[GIVEN RECORDS]
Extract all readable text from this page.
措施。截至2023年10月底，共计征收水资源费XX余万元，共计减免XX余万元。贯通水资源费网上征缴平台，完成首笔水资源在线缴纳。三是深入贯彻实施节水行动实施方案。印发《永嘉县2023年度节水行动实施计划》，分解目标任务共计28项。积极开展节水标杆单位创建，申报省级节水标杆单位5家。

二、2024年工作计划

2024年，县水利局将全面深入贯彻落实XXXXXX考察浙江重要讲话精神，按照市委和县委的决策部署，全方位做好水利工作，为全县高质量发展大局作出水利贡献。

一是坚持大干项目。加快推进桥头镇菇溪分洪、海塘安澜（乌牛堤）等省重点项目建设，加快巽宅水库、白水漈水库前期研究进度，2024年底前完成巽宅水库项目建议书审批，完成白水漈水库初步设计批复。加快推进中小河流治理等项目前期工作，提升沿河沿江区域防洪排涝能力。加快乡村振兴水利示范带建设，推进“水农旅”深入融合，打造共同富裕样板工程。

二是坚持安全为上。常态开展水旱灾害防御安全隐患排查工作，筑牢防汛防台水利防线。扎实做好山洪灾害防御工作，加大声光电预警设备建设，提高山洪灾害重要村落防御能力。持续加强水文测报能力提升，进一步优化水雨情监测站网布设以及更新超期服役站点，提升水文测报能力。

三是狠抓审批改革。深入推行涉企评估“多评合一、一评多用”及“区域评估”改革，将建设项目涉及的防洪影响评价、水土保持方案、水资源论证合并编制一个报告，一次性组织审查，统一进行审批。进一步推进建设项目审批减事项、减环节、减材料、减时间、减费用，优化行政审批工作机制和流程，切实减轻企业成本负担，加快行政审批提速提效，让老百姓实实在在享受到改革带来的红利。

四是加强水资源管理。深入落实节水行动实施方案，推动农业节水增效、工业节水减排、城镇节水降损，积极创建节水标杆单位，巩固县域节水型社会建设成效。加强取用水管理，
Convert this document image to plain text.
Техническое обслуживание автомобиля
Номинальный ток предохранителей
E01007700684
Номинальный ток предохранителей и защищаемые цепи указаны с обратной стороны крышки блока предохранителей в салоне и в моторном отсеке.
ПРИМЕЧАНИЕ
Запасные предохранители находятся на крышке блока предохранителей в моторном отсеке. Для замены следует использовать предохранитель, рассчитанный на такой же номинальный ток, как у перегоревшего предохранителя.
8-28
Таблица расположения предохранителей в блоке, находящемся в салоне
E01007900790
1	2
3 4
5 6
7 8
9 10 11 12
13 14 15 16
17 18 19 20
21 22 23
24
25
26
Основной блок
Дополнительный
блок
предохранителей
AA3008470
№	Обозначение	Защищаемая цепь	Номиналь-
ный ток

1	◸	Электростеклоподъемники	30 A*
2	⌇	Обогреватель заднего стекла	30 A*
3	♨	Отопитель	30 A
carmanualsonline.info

[PROBLEM DETAILS] Your task is to output the full set of records exactly as presented.

[SOLUTION TO THIS TASK]
Extract all readable text from this page.
措施。截至2023年10月底，共计征收水资源费XX余万元，共计减免XX余万元。贯通水资源费网上征缴平台，完成首笔水资源在线缴纳。三是深入贯彻实施节水行动实施方案。印发《永嘉县2023年度节水行动实施计划》，分解目标任务共计28项。积极开展节水标杆单位创建，申报省级节水标杆单位5家。

二、2024年工作计划

2024年，县水利局将全面深入贯彻落实XXXXXX考察浙江重要讲话精神，按照市委和县委的决策部署，全方位做好水利工作，为全县高质量发展大局作出水利贡献。

一是坚持大干项目。加快推进桥头镇菇溪分洪、海塘安澜（乌牛堤）等省重点项目建设，加快巽宅水库、白水漈水库前期研究进度，2024年底前完成巽宅水库项目建议书审批，完成白水漈水库初步设计批复。加快推进中小河流治理等项目前期工作，提升沿河沿江区域防洪排涝能力。加快乡村振兴水利示范带建设，推进“水农旅”深入融合，打造共同富裕样板工程。

二是坚持安全为上。常态开展水旱灾害防御安全隐患排查工作，筑牢防汛防台水利防线。扎实做好山洪灾害防御工作，加大声光电预警设备建设，提高山洪灾害重要村落防御能力。持续加强水文测报能力提升，进一步优化水雨情监测站网布设以及更新超期服役站点，提升水文测报能力。

三是狠抓审批改革。深入推行涉企评估“多评合一、一评多用”及“区域评估”改革，将建设项目涉及的防洪影响评价、水土保持方案、水资源论证合并编制一个报告，一次性组织审查，统一进行审批。进一步推进建设项目审批减事项、减环节、减材料、减时间、减费用，优化行政审批工作机制和流程，切实减轻企业成本负担，加快行政审批提速提效，让老百姓实实在在享受到改革带来的红利。

四是加强水资源管理。深入落实节水行动实施方案，推动农业节水增效、工业节水减排、城镇节水降损，积极创建节水标杆单位，巩固县域节水型社会建设成效。加强取用水管理，
Convert this document image to plain text.
Техническое обслуживание автомобиля
Номинальный ток предохранителей
E01007700684
Номинальный ток предохранителей и защищаемые цепи указаны с обратной стороны крышки блока предохранителей в салоне и в моторном отсеке.
ПРИМЕЧАНИЕ
Запасные предохранители находятся на крышке блока предохранителей в моторном отсеке. Для замены следует использовать предохранитель, рассчитанный на такой же номинальный ток, как у перегоревшего предохранителя.
8-28
Таблица расположения предохранителей в блоке, находящемся в салоне
E01007900790
1	2
3 4
5 6
7 8
9 10 11 12
13 14 15 16
17 18 19 20
21 22 23
24
25
26
Основной блок
Дополнительный
блок
предохранителей
AA3008470
№	Обозначение	Защищаемая цепь	Номиналь-
ный ток

1	◸	Электростеклоподъемники	30 A*
2	⌇	Обогреватель заднего стекла	30 A*
3	♨	Отопитель	30 A
carmanualsonline.info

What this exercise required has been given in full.